[Your goal]: Gather the lines below that include the string "page", copying each in full.

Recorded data

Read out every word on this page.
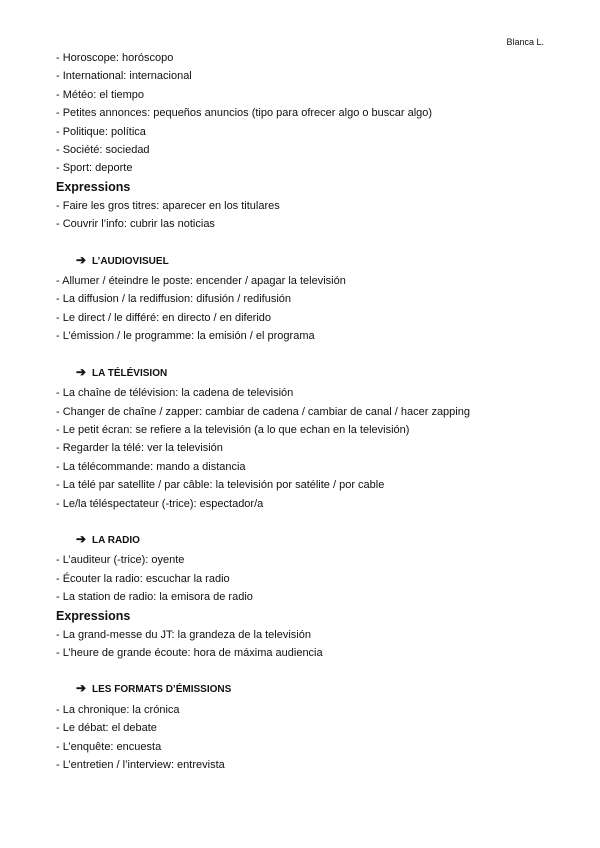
Blanca L.
- Horoscope: horóscopo
- International: internacional
- Météo: el tiempo
- Petites annonces: pequeños anuncios (tipo para ofrecer algo o buscar algo)
- Politique: política
- Société: sociedad
- Sport: deporte
Expressions
- Faire les gros titres: aparecer en los titulares
- Couvrir l’info: cubrir las noticias
➔ L’AUDIOVISUEL
- Allumer / éteindre le poste: encender / apagar la televisión
- La diffusion / la rediffusion: difusión / redifusión
- Le direct / le différé: en directo / en diferido
- L’émission / le programme: la emisión / el programa
➔ LA TÉLÉVISION
- La chaîne de télévision: la cadena de televisión
- Changer de chaîne / zapper: cambiar de cadena / cambiar de canal / hacer zapping
- Le petit écran: se refiere a la televisión (a lo que echan en la televisión)
- Regarder la télé: ver la televisión
- La télécommande: mando a distancia
- La télé par satellite / par câble: la televisión por satélite / por cable
- Le/la téléspectateur (-trice): espectador/a
➔ LA RADIO
- L’auditeur (-trice): oyente
- Écouter la radio: escuchar la radio
- La station de radio: la emisora de radio
Expressions
- La grand-messe du JT: la grandeza de la televisión
- L’heure de grande écoute: hora de máxima audiencia
➔ LES FORMATS D’ÉMISSIONS
- La chronique: la crónica
- Le débat: el debate
- L’enquête: encuesta
- L’entretien / l’interview: entrevista
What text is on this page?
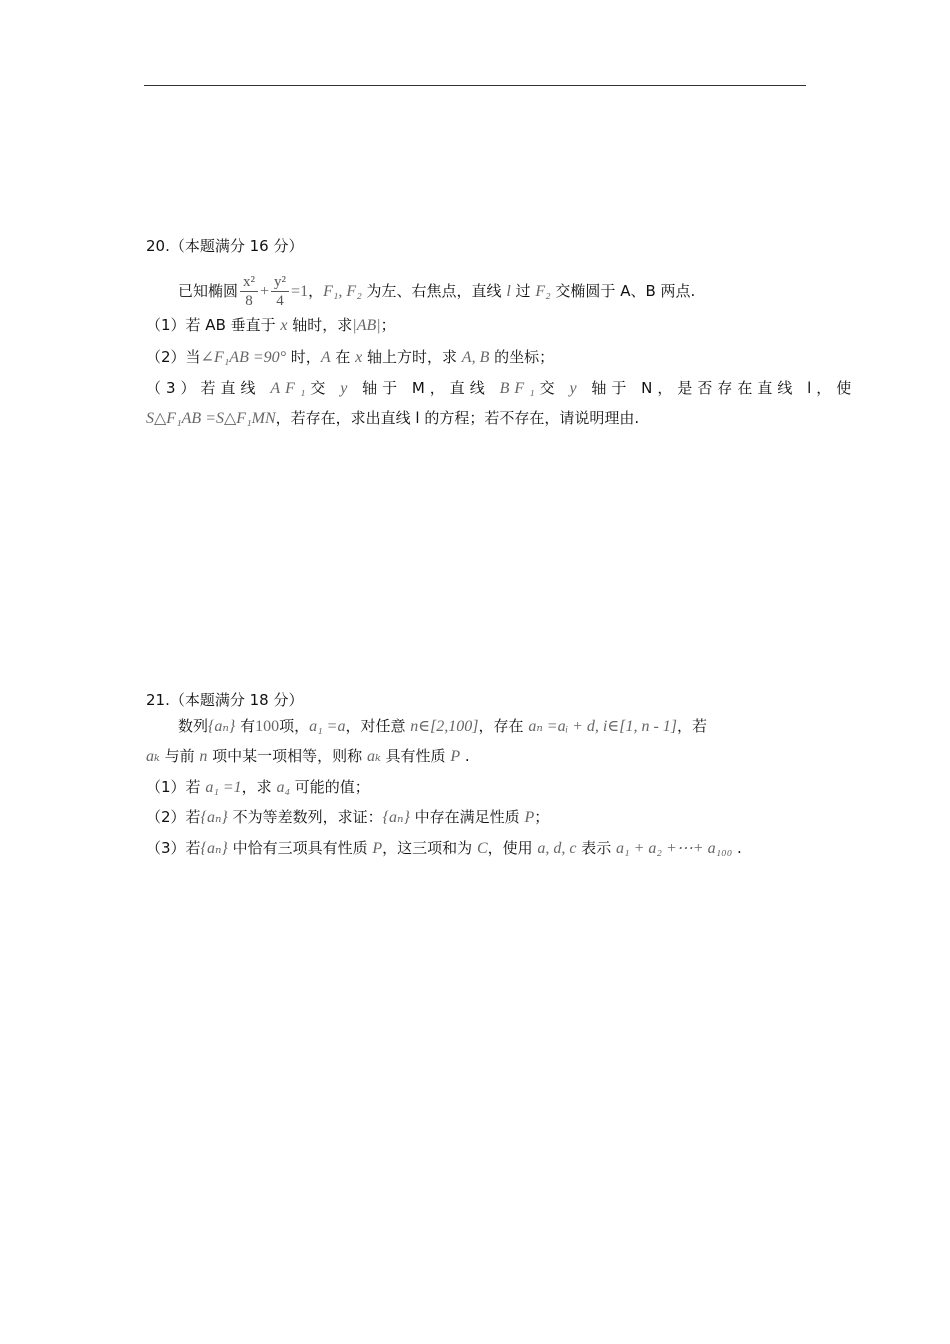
20.（本题满分 16 分）
已知椭圆 $\frac{\text{x²}}{8} + \frac{\text{y²}}{4} =1$，F₁, F₂ 为左、右焦点，直线 l 过 F₂ 交椭圆于 A、B 两点.
（1）若 AB 垂直于 x 轴时，求|AB|；
（2）当∠F₁AB =90° 时，A 在 x 轴上方时，求 A, B 的坐标；
（3）若直线 AF₁交 y 轴于 M，直线 BF₁交 y 轴于 N，是否存在直线 l，使
S△F₁AB =S△F₁MN，若存在，求出直线 l 的方程；若不存在，请说明理由.
21.（本题满分 18 分）
数列{aₙ} 有100项，a₁ =a，对任意 n∈[2,100]，存在 aₙ =aᵢ + d, i∈[1, n - 1]，若
aₖ 与前 n 项中某一项相等，则称 aₖ 具有性质 P .
（1）若 a₁ =1，求 a₄ 可能的值；
（2）若{aₙ} 不为等差数列，求证：{aₙ} 中存在满足性质 P；
（3）若{aₙ} 中恰有三项具有性质 P，这三项和为 C，使用 a, d, c 表示 a₁ + a₂ +⋯+ a₁₀₀ .
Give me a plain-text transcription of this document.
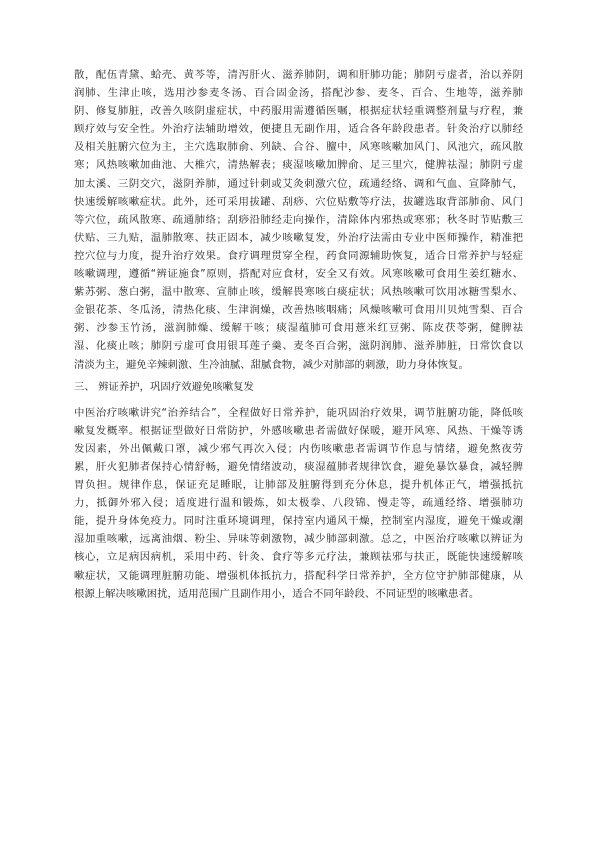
散，配伍青黛、蛤壳、黄芩等，清泻肝火、滋养肺阴，调和肝肺功能；肺阴亏虚者，治以养阴
润肺、生津止咳，选用沙参麦冬汤、百合固金汤，搭配沙参、麦冬、百合、生地等，滋养肺
阴、修复肺脏，改善久咳阴虚症状，中药服用需遵循医嘱，根据症状轻重调整剂量与疗程，兼
顾疗效与安全性。外治疗法辅助增效，便捷且无副作用，适合各年龄段患者。针灸治疗以肺经
及相关脏腑穴位为主，主穴选取肺俞、列缺、合谷、膻中，风寒咳嗽加风门、风池穴，疏风散
寒；风热咳嗽加曲池、大椎穴，清热解表；痰湿咳嗽加脾俞、足三里穴，健脾祛湿；肺阴亏虚
加太溪、三阴交穴，滋阴养肺，通过针刺或艾灸刺激穴位，疏通经络、调和气血、宣降肺气，
快速缓解咳嗽症状。此外，还可采用拔罐、刮痧、穴位贴敷等疗法，拔罐选取背部肺俞、风门
等穴位，疏风散寒、疏通肺络；刮痧沿肺经走向操作，清除体内邪热或寒邪；秋冬时节贴敷三
伏贴、三九贴，温肺散寒、扶正固本，减少咳嗽复发，外治疗法需由专业中医师操作，精准把
控穴位与力度，提升治疗效果。食疗调理贯穿全程，药食同源辅助恢复，适合日常养护与轻症
咳嗽调理，遵循“辨证施食”原则，搭配对应食材，安全又有效。风寒咳嗽可食用生姜红糖水、
紫苏粥、葱白粥，温中散寒、宣肺止咳，缓解畏寒咳白痰症状；风热咳嗽可饮用冰糖雪梨水、
金银花茶、冬瓜汤，清热化痰、生津润燥，改善热咳咽痛；风燥咳嗽可食用川贝炖雪梨、百合
粥、沙参玉竹汤，滋润肺燥、缓解干咳；痰湿蕴肺可食用薏米红豆粥、陈皮茯苓粥，健脾祛
湿、化痰止咳；肺阴亏虚可食用银耳莲子羹、麦冬百合粥，滋阴润肺、滋养肺脏，日常饮食以
清淡为主，避免辛辣刺激、生冷油腻、甜腻食物，减少对肺部的刺激，助力身体恢复。
三、 辨证养护，巩固疗效避免咳嗽复发
中医治疗咳嗽讲究“治养结合”，全程做好日常养护，能巩固治疗效果，调节脏腑功能，降低咳
嗽复发概率。根据证型做好日常防护，外感咳嗽患者需做好保暖，避开风寒、风热、干燥等诱
发因素，外出佩戴口罩，减少邪气再次入侵；内伤咳嗽患者需调节作息与情绪，避免熬夜劳
累，肝火犯肺者保持心情舒畅，避免情绪波动，痰湿蕴肺者规律饮食，避免暴饮暴食，减轻脾
胃负担。规律作息，保证充足睡眠，让肺部及脏腑得到充分休息，提升机体正气，增强抵抗
力，抵御外邪入侵；适度进行温和锻炼，如太极拳、八段锦、慢走等，疏通经络、增强肺功
能，提升身体免疫力。同时注重环境调理，保持室内通风干燥，控制室内湿度，避免干燥或潮
湿加重咳嗽，远离油烟、粉尘、异味等刺激物，减少肺部刺激。总之，中医治疗咳嗽以辨证为
核心，立足病因病机，采用中药、针灸、食疗等多元疗法，兼顾祛邪与扶正，既能快速缓解咳
嗽症状，又能调理脏腑功能、增强机体抵抗力，搭配科学日常养护，全方位守护肺部健康，从
根源上解决咳嗽困扰，适用范围广且副作用小，适合不同年龄段、不同证型的咳嗽患者。
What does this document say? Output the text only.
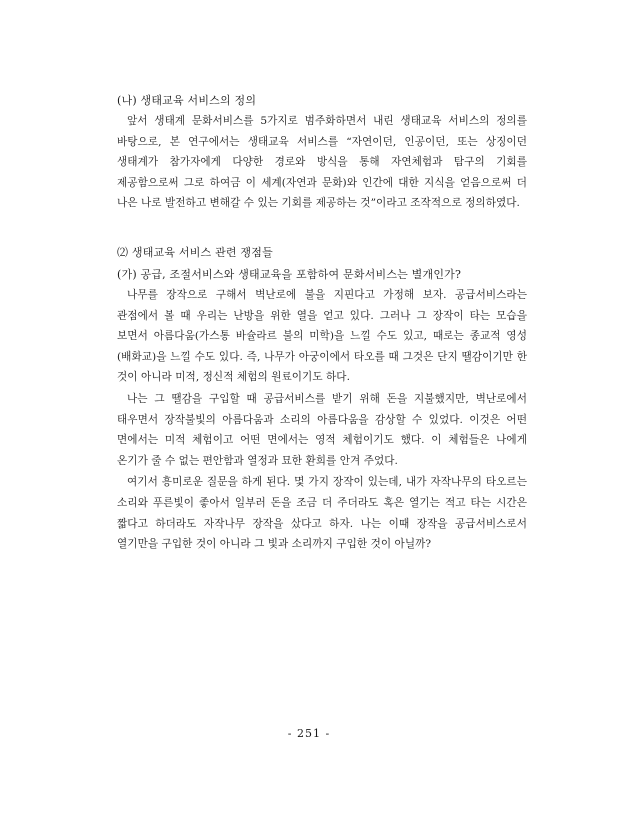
(나) 생태교육 서비스의 정의

앞서 생태계 문화서비스를 5가지로 범주화하면서 내린 생태교육 서비스의 정의를 바탕으로, 본 연구에서는 생태교육 서비스를 “자연이던, 인공이던, 또는 상징이던 생태계가 참가자에게 다양한 경로와 방식을 통해 자연체험과 탐구의 기회를 제공함으로써 그로 하여금 이 세계(자연과 문화)와 인간에 대한 지식을 얻음으로써 더 나은 나로 발전하고 변해갈 수 있는 기회를 제공하는 것”이라고 조작적으로 정의하였다.

⑵ 생태교육 서비스 관련 쟁점들

(가) 공급, 조절서비스와 생태교육을 포함하여 문화서비스는 별개인가?

나무를 장작으로 구해서 벽난로에 불을 지핀다고 가정해 보자. 공급서비스라는 관점에서 볼 때 우리는 난방을 위한 열을 얻고 있다. 그러나 그 장작이 타는 모습을 보면서 아름다움(가스통 바슐라르 불의 미학)을 느낄 수도 있고, 때로는 종교적 영성(배화교)을 느낄 수도 있다. 즉, 나무가 아궁이에서 타오를 때 그것은 단지 땔감이기만 한 것이 아니라 미적, 정신적 체험의 원료이기도 하다.

나는 그 땔감을 구입할 때 공급서비스를 받기 위해 돈을 지불했지만, 벽난로에서 태우면서 장작불빛의 아름다움과 소리의 아름다움을 감상할 수 있었다. 이것은 어떤 면에서는 미적 체험이고 어떤 면에서는 영적 체험이기도 했다. 이 체험들은 나에게 온기가 줄 수 없는 편안함과 열정과 묘한 환희를 안겨 주었다.

여기서 흥미로운 질문을 하게 된다. 몇 가지 장작이 있는데, 내가 자작나무의 타오르는 소리와 푸른빛이 좋아서 일부러 돈을 조금 더 주더라도 혹은 열기는 적고 타는 시간은 짧다고 하더라도 자작나무 장작을 샀다고 하자. 나는 이때 장작을 공급서비스로서 열기만을 구입한 것이 아니라 그 빛과 소리까지 구입한 것이 아닐까?

- 251 -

[Answer to the problem]:
Read out every word on this page.
What text is on this page?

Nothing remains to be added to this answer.